● **RECORDS TO USE**:
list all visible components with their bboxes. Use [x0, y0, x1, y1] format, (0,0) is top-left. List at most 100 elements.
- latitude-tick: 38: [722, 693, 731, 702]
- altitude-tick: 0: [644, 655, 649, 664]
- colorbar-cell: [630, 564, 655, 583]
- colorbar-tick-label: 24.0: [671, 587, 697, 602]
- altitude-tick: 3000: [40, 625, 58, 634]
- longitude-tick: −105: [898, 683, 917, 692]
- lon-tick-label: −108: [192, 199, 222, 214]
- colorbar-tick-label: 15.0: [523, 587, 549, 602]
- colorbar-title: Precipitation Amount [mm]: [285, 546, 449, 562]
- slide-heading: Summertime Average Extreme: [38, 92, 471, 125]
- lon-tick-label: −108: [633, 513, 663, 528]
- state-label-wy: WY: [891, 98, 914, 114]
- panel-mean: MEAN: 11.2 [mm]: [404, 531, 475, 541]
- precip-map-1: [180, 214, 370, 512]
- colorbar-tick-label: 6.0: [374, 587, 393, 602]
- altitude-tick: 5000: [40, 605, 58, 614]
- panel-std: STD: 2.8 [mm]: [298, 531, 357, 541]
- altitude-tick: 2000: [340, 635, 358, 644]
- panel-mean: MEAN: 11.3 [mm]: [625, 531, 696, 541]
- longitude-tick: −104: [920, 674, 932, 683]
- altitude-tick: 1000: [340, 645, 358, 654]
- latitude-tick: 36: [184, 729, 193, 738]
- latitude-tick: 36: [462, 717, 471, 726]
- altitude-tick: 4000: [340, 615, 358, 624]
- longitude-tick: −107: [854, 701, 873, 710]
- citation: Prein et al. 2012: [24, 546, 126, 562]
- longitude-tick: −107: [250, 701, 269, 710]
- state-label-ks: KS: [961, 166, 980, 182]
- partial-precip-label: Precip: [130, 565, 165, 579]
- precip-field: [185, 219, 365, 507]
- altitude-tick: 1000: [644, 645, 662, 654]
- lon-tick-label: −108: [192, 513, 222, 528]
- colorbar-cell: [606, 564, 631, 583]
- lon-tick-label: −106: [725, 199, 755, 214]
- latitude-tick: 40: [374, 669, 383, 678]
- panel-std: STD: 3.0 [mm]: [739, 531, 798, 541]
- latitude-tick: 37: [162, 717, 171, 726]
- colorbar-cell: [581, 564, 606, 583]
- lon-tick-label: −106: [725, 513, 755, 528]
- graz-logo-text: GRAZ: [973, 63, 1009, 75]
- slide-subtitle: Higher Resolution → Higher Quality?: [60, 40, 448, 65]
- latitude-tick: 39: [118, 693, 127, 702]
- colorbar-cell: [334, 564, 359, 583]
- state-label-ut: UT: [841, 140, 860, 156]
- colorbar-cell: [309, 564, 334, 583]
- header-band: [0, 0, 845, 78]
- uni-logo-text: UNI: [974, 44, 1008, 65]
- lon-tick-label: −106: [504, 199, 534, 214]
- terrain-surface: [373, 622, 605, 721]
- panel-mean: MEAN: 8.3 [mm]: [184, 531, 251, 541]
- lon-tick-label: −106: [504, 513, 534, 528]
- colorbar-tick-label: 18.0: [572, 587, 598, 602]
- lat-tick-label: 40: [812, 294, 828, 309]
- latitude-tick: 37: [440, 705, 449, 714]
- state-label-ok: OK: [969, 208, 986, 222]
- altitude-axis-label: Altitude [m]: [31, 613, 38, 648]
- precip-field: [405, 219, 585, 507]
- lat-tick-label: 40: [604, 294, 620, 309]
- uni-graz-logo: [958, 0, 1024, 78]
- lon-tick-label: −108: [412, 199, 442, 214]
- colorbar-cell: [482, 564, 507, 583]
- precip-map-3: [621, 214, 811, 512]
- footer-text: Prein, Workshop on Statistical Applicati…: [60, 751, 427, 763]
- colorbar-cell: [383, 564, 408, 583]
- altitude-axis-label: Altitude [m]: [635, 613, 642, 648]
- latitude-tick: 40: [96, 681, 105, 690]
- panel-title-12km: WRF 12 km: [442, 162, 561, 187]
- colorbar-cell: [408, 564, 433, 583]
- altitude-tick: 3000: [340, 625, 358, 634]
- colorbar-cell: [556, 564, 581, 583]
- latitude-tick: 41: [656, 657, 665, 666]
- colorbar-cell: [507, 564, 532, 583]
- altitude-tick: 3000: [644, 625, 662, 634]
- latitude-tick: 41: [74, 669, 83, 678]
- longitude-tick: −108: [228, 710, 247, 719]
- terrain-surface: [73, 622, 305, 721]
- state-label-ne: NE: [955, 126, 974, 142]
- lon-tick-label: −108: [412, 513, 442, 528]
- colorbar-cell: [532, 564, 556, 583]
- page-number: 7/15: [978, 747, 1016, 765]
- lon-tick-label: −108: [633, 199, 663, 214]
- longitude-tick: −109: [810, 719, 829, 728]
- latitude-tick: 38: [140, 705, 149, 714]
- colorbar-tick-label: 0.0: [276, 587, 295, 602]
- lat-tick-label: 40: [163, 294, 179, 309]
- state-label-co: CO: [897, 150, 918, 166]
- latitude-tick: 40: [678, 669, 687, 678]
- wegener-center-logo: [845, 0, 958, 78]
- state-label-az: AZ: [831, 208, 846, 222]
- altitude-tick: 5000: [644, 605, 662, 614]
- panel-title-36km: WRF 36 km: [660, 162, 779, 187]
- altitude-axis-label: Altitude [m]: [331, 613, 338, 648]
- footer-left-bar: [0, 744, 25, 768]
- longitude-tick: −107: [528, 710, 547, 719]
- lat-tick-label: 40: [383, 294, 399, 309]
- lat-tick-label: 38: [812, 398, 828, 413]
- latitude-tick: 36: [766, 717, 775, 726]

● **REQUIRED TASK**: Please reproduce every line of the entries above word for word, with nothing altered, added, or left out.

● **RESULT**:
list all visible components with their bboxes. Use [x0, y0, x1, y1] format, (0,0) is top-left. List at most 100 elements.
- latitude-tick: 38: [722, 693, 731, 702]
- altitude-tick: 0: [644, 655, 649, 664]
- colorbar-cell: [630, 564, 655, 583]
- colorbar-tick-label: 24.0: [671, 587, 697, 602]
- altitude-tick: 3000: [40, 625, 58, 634]
- longitude-tick: −105: [898, 683, 917, 692]
- lon-tick-label: −108: [192, 199, 222, 214]
- colorbar-tick-label: 15.0: [523, 587, 549, 602]
- colorbar-title: Precipitation Amount [mm]: [285, 546, 449, 562]
- slide-heading: Summertime Average Extreme: [38, 92, 471, 125]
- lon-tick-label: −108: [633, 513, 663, 528]
- state-label-wy: WY: [891, 98, 914, 114]
- panel-mean: MEAN: 11.2 [mm]: [404, 531, 475, 541]
- precip-map-1: [180, 214, 370, 512]
- colorbar-tick-label: 6.0: [374, 587, 393, 602]
- altitude-tick: 5000: [40, 605, 58, 614]
- panel-std: STD: 2.8 [mm]: [298, 531, 357, 541]
- altitude-tick: 2000: [340, 635, 358, 644]
- panel-mean: MEAN: 11.3 [mm]: [625, 531, 696, 541]
- longitude-tick: −104: [920, 674, 932, 683]
- altitude-tick: 1000: [340, 645, 358, 654]
- latitude-tick: 36: [184, 729, 193, 738]
- latitude-tick: 36: [462, 717, 471, 726]
- altitude-tick: 4000: [340, 615, 358, 624]
- longitude-tick: −107: [854, 701, 873, 710]
- citation: Prein et al. 2012: [24, 546, 126, 562]
- longitude-tick: −107: [250, 701, 269, 710]
- state-label-ks: KS: [961, 166, 980, 182]
- partial-precip-label: Precip: [130, 565, 165, 579]
- precip-field: [185, 219, 365, 507]
- altitude-tick: 1000: [644, 645, 662, 654]
- lon-tick-label: −108: [192, 513, 222, 528]
- colorbar-cell: [606, 564, 631, 583]
- lon-tick-label: −106: [725, 199, 755, 214]
- latitude-tick: 40: [374, 669, 383, 678]
- panel-std: STD: 3.0 [mm]: [739, 531, 798, 541]
- latitude-tick: 37: [162, 717, 171, 726]
- colorbar-cell: [581, 564, 606, 583]
- lon-tick-label: −106: [725, 513, 755, 528]
- graz-logo-text: GRAZ: [973, 63, 1009, 75]
- slide-subtitle: Higher Resolution → Higher Quality?: [60, 40, 448, 65]
- latitude-tick: 39: [118, 693, 127, 702]
- colorbar-cell: [334, 564, 359, 583]
- state-label-ut: UT: [841, 140, 860, 156]
- colorbar-cell: [309, 564, 334, 583]
- header-band: [0, 0, 845, 78]
- uni-logo-text: UNI: [974, 44, 1008, 65]
- lon-tick-label: −106: [504, 199, 534, 214]
- terrain-surface: [373, 622, 605, 721]
- panel-mean: MEAN: 8.3 [mm]: [184, 531, 251, 541]
- lon-tick-label: −106: [504, 513, 534, 528]
- colorbar-tick-label: 18.0: [572, 587, 598, 602]
- lat-tick-label: 40: [812, 294, 828, 309]
- latitude-tick: 37: [440, 705, 449, 714]
- state-label-ok: OK: [969, 208, 986, 222]
- altitude-axis-label: Altitude [m]: [31, 613, 38, 648]
- precip-field: [405, 219, 585, 507]
- lat-tick-label: 40: [604, 294, 620, 309]
- uni-graz-logo: [958, 0, 1024, 78]
- lon-tick-label: −108: [412, 199, 442, 214]
- colorbar-cell: [482, 564, 507, 583]
- precip-map-3: [621, 214, 811, 512]
- footer-text: Prein, Workshop on Statistical Applicati…: [60, 751, 427, 763]
- colorbar-cell: [383, 564, 408, 583]
- altitude-axis-label: Altitude [m]: [635, 613, 642, 648]
- latitude-tick: 40: [96, 681, 105, 690]
- panel-title-12km: WRF 12 km: [442, 162, 561, 187]
- colorbar-cell: [408, 564, 433, 583]
- altitude-tick: 3000: [340, 625, 358, 634]
- colorbar-cell: [556, 564, 581, 583]
- latitude-tick: 41: [656, 657, 665, 666]
- colorbar-cell: [507, 564, 532, 583]
- altitude-tick: 3000: [644, 625, 662, 634]
- latitude-tick: 41: [74, 669, 83, 678]
- longitude-tick: −108: [228, 710, 247, 719]
- terrain-surface: [73, 622, 305, 721]
- state-label-ne: NE: [955, 126, 974, 142]
- lon-tick-label: −108: [412, 513, 442, 528]
- colorbar-cell: [532, 564, 556, 583]
- page-number: 7/15: [978, 747, 1016, 765]
- lon-tick-label: −108: [633, 199, 663, 214]
- longitude-tick: −109: [810, 719, 829, 728]
- latitude-tick: 38: [140, 705, 149, 714]
- colorbar-tick-label: 0.0: [276, 587, 295, 602]
- lat-tick-label: 40: [163, 294, 179, 309]
- state-label-co: CO: [897, 150, 918, 166]
- latitude-tick: 40: [678, 669, 687, 678]
- wegener-center-logo: [845, 0, 958, 78]
- state-label-az: AZ: [831, 208, 846, 222]
- altitude-tick: 5000: [644, 605, 662, 614]
- panel-title-36km: WRF 36 km: [660, 162, 779, 187]
- altitude-axis-label: Altitude [m]: [331, 613, 338, 648]
- footer-left-bar: [0, 744, 25, 768]
- longitude-tick: −107: [528, 710, 547, 719]
- lat-tick-label: 40: [383, 294, 399, 309]
- lat-tick-label: 38: [812, 398, 828, 413]
- latitude-tick: 36: [766, 717, 775, 726]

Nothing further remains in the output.